─── DATA FOR THIS EXERCISE

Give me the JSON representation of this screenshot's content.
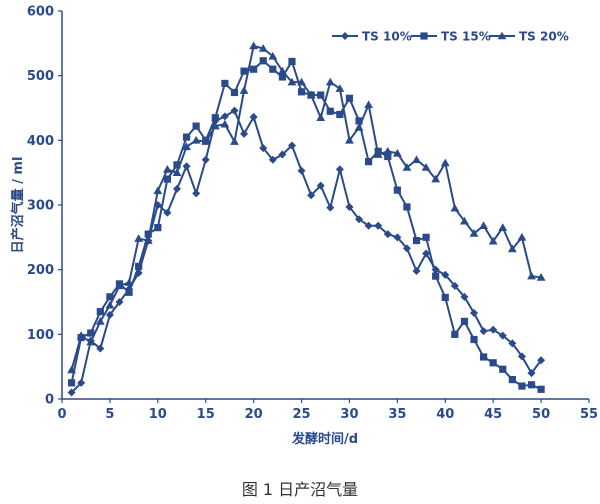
{
  "chart_data": {
    "type": "line",
    "xlabel": "发酵时间/d",
    "ylabel": "日产沼气量 / ml",
    "caption": "图 1 日产沼气量",
    "xlim": [
      0,
      55
    ],
    "ylim": [
      0,
      600
    ],
    "xticks": [
      0,
      5,
      10,
      15,
      20,
      25,
      30,
      35,
      40,
      45,
      50,
      55
    ],
    "yticks": [
      0,
      100,
      200,
      300,
      400,
      500,
      600
    ],
    "grid": false,
    "legend_position": "top-right",
    "color": "#2b4a8a",
    "series": [
      {
        "name": "TS 10%",
        "marker": "diamond",
        "x": [
          1,
          2,
          3,
          4,
          5,
          6,
          7,
          8,
          9,
          10,
          11,
          12,
          13,
          14,
          15,
          16,
          17,
          18,
          19,
          20,
          21,
          22,
          23,
          24,
          25,
          26,
          27,
          28,
          29,
          30,
          31,
          32,
          33,
          34,
          35,
          36,
          37,
          38,
          39,
          40,
          41,
          42,
          43,
          44,
          45,
          46,
          47,
          48,
          49,
          50
        ],
        "y": [
          10,
          25,
          90,
          78,
          130,
          150,
          170,
          195,
          245,
          300,
          288,
          325,
          360,
          318,
          370,
          430,
          437,
          446,
          410,
          436,
          388,
          370,
          378,
          392,
          353,
          315,
          330,
          296,
          355,
          297,
          278,
          268,
          268,
          255,
          250,
          233,
          198,
          225,
          200,
          192,
          175,
          158,
          133,
          105,
          107,
          98,
          86,
          66,
          40,
          60
        ]
      },
      {
        "name": "TS 15%",
        "marker": "square",
        "x": [
          1,
          2,
          3,
          4,
          5,
          6,
          7,
          8,
          9,
          10,
          11,
          12,
          13,
          14,
          15,
          16,
          17,
          18,
          19,
          20,
          21,
          22,
          23,
          24,
          25,
          26,
          27,
          28,
          29,
          30,
          31,
          32,
          33,
          34,
          35,
          36,
          37,
          38,
          39,
          40,
          41,
          42,
          43,
          44,
          45,
          46,
          47,
          48,
          49,
          50
        ],
        "y": [
          25,
          95,
          102,
          135,
          158,
          178,
          165,
          205,
          255,
          265,
          340,
          362,
          405,
          422,
          400,
          435,
          488,
          474,
          507,
          510,
          523,
          510,
          498,
          522,
          475,
          470,
          470,
          445,
          440,
          465,
          430,
          367,
          383,
          375,
          323,
          297,
          245,
          250,
          190,
          157,
          100,
          120,
          92,
          65,
          56,
          46,
          30,
          20,
          22,
          15
        ]
      },
      {
        "name": "TS 20%",
        "marker": "triangle",
        "x": [
          1,
          2,
          3,
          4,
          5,
          6,
          7,
          8,
          9,
          10,
          11,
          12,
          13,
          14,
          15,
          16,
          17,
          18,
          19,
          20,
          21,
          22,
          23,
          24,
          25,
          26,
          27,
          28,
          29,
          30,
          31,
          32,
          33,
          34,
          35,
          36,
          37,
          38,
          39,
          40,
          41,
          42,
          43,
          44,
          45,
          46,
          47,
          48,
          49,
          50
        ],
        "y": [
          45,
          98,
          88,
          120,
          145,
          175,
          180,
          248,
          245,
          322,
          355,
          350,
          390,
          400,
          398,
          422,
          425,
          398,
          477,
          546,
          542,
          530,
          507,
          490,
          490,
          470,
          435,
          490,
          480,
          400,
          420,
          455,
          378,
          383,
          380,
          358,
          370,
          358,
          340,
          365,
          295,
          275,
          256,
          268,
          244,
          265,
          232,
          250,
          190,
          188
        ]
      }
    ]
  }
}
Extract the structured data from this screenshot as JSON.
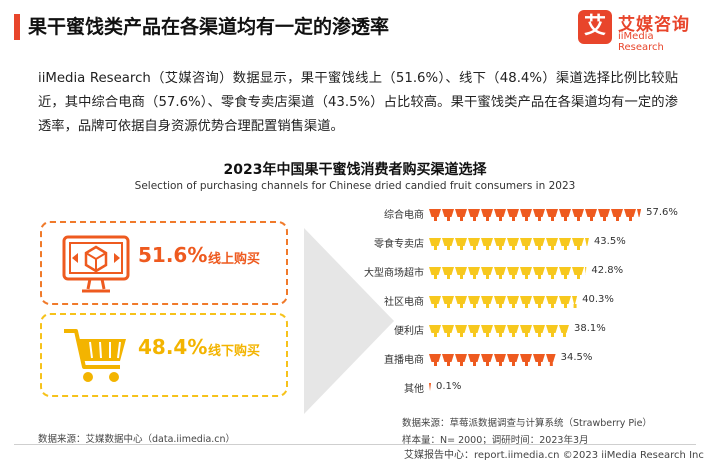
{
  "header": {
    "title": "果干蜜饯类产品在各渠道均有一定的渗透率",
    "logo_mark": "艾",
    "logo_cn": "艾媒咨询",
    "logo_en": "iiMedia Research"
  },
  "intro": "iiMedia Research（艾媒咨询）数据显示，果干蜜饯线上（51.6%）、线下（48.4%）渠道选择比例比较贴近，其中综合电商（57.6%）、零食专卖店渠道（43.5%）占比较高。果干蜜饯类产品在各渠道均有一定的渗透率，品牌可依据自身资源优势合理配置销售渠道。",
  "chart_title": "2023年中国果干蜜饯消费者购买渠道选择",
  "chart_subtitle": "Selection of purchasing channels for Chinese dried candied fruit consumers in 2023",
  "cards": {
    "online": {
      "pct": "51.6%",
      "label": "线上购买",
      "color": "#ee5a1f"
    },
    "offline": {
      "pct": "48.4%",
      "label": "线下购买",
      "color": "#f3b400"
    }
  },
  "chart_data": {
    "type": "bar",
    "orientation": "horizontal",
    "categories": [
      "综合电商",
      "零食专卖店",
      "大型商场超市",
      "社区电商",
      "便利店",
      "直播电商",
      "其他"
    ],
    "values": [
      57.6,
      43.5,
      42.8,
      40.3,
      38.1,
      34.5,
      0.1
    ],
    "value_labels": [
      "57.6%",
      "43.5%",
      "42.8%",
      "40.3%",
      "38.1%",
      "34.5%",
      "0.1%"
    ],
    "colors": [
      "#ee5a1f",
      "#f7c81e",
      "#f7c81e",
      "#f7c81e",
      "#f7c81e",
      "#ee5a1f",
      "#ee5a1f"
    ],
    "unit": "%",
    "title": "2023年中国果干蜜饯消费者购买渠道选择",
    "subtitle": "Selection of purchasing channels for Chinese dried candied fruit consumers in 2023",
    "grid": false,
    "legend": "none"
  },
  "notes": {
    "source": "数据来源：草莓派数据调查与计算系统（Strawberry Pie）",
    "sample": "样本量：N= 2000；调研时间：2023年3月"
  },
  "footer": {
    "left": "数据来源：艾媒数据中心（data.iimedia.cn）",
    "right": "艾媒报告中心：report.iimedia.cn  ©2023  iiMedia Research Inc"
  }
}
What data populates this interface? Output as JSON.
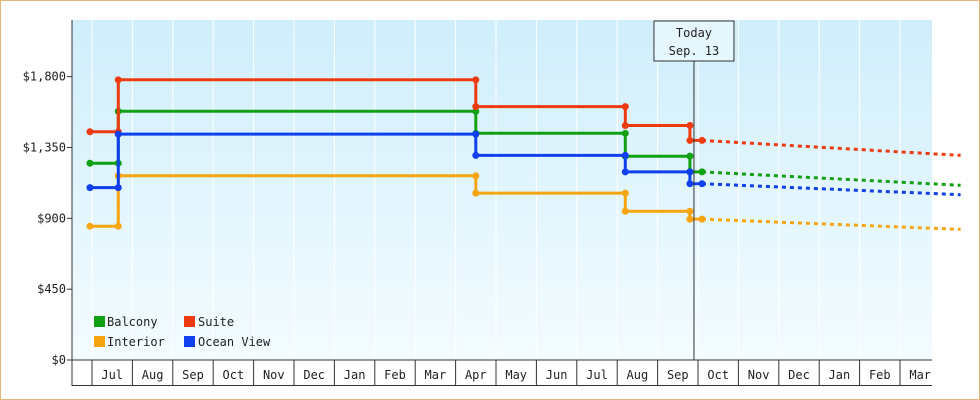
{
  "chart_data": {
    "type": "line",
    "x_axis": {
      "months": [
        "Jul",
        "Aug",
        "Sep",
        "Oct",
        "Nov",
        "Dec",
        "Jan",
        "Feb",
        "Mar",
        "Apr",
        "May",
        "Jun",
        "Jul",
        "Aug",
        "Sep",
        "Oct",
        "Nov",
        "Dec",
        "Jan",
        "Feb",
        "Mar"
      ]
    },
    "y_axis": {
      "range": [
        0,
        2160
      ],
      "ticks": [
        {
          "value": 0,
          "label": "$0"
        },
        {
          "value": 450,
          "label": "$450"
        },
        {
          "value": 900,
          "label": "$900"
        },
        {
          "value": 1350,
          "label": "$1,350"
        },
        {
          "value": 1800,
          "label": "$1,800"
        }
      ]
    },
    "today_marker": {
      "line1": "Today",
      "line2": "Sep. 13",
      "x": 14.4
    },
    "series": [
      {
        "name": "Balcony",
        "color": "#11a011",
        "points": [
          [
            -0.55,
            1250
          ],
          [
            0.15,
            1250
          ],
          [
            0.15,
            1580
          ],
          [
            9,
            1580
          ],
          [
            9,
            1440
          ],
          [
            12.7,
            1440
          ],
          [
            12.7,
            1295
          ],
          [
            14.3,
            1295
          ],
          [
            14.3,
            1195
          ],
          [
            14.6,
            1195
          ]
        ],
        "forecast": [
          [
            14.6,
            1195
          ],
          [
            21,
            1110
          ]
        ]
      },
      {
        "name": "Suite",
        "color": "#ee3a10",
        "points": [
          [
            -0.55,
            1450
          ],
          [
            0.15,
            1450
          ],
          [
            0.15,
            1780
          ],
          [
            9,
            1780
          ],
          [
            9,
            1610
          ],
          [
            12.7,
            1610
          ],
          [
            12.7,
            1490
          ],
          [
            14.3,
            1490
          ],
          [
            14.3,
            1395
          ],
          [
            14.6,
            1395
          ]
        ],
        "forecast": [
          [
            14.6,
            1395
          ],
          [
            21,
            1300
          ]
        ]
      },
      {
        "name": "Interior",
        "color": "#f6a511",
        "points": [
          [
            -0.55,
            850
          ],
          [
            0.15,
            850
          ],
          [
            0.15,
            1170
          ],
          [
            9,
            1170
          ],
          [
            9,
            1060
          ],
          [
            12.7,
            1060
          ],
          [
            12.7,
            945
          ],
          [
            14.3,
            945
          ],
          [
            14.3,
            895
          ],
          [
            14.6,
            895
          ]
        ],
        "forecast": [
          [
            14.6,
            895
          ],
          [
            21,
            830
          ]
        ]
      },
      {
        "name": "Ocean View",
        "color": "#1040ee",
        "points": [
          [
            -0.55,
            1095
          ],
          [
            0.15,
            1095
          ],
          [
            0.15,
            1435
          ],
          [
            9,
            1435
          ],
          [
            9,
            1300
          ],
          [
            12.7,
            1300
          ],
          [
            12.7,
            1195
          ],
          [
            14.3,
            1195
          ],
          [
            14.3,
            1120
          ],
          [
            14.6,
            1120
          ]
        ],
        "forecast": [
          [
            14.6,
            1120
          ],
          [
            21,
            1050
          ]
        ]
      }
    ],
    "legend_order": [
      {
        "name": "Balcony",
        "color": "#11a011"
      },
      {
        "name": "Suite",
        "color": "#ee3a10"
      },
      {
        "name": "Interior",
        "color": "#f6a511"
      },
      {
        "name": "Ocean View",
        "color": "#1040ee"
      }
    ]
  }
}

──────

AIM: Search the data for the string "数据来源" and copy each line where it appears.

CORRECT RESPONSE:
    "source": "数据来源：草莓派数据调查与计算系统（Strawberry Pie）",
    "left": "数据来源：艾媒数据中心（data.iimedia.cn）",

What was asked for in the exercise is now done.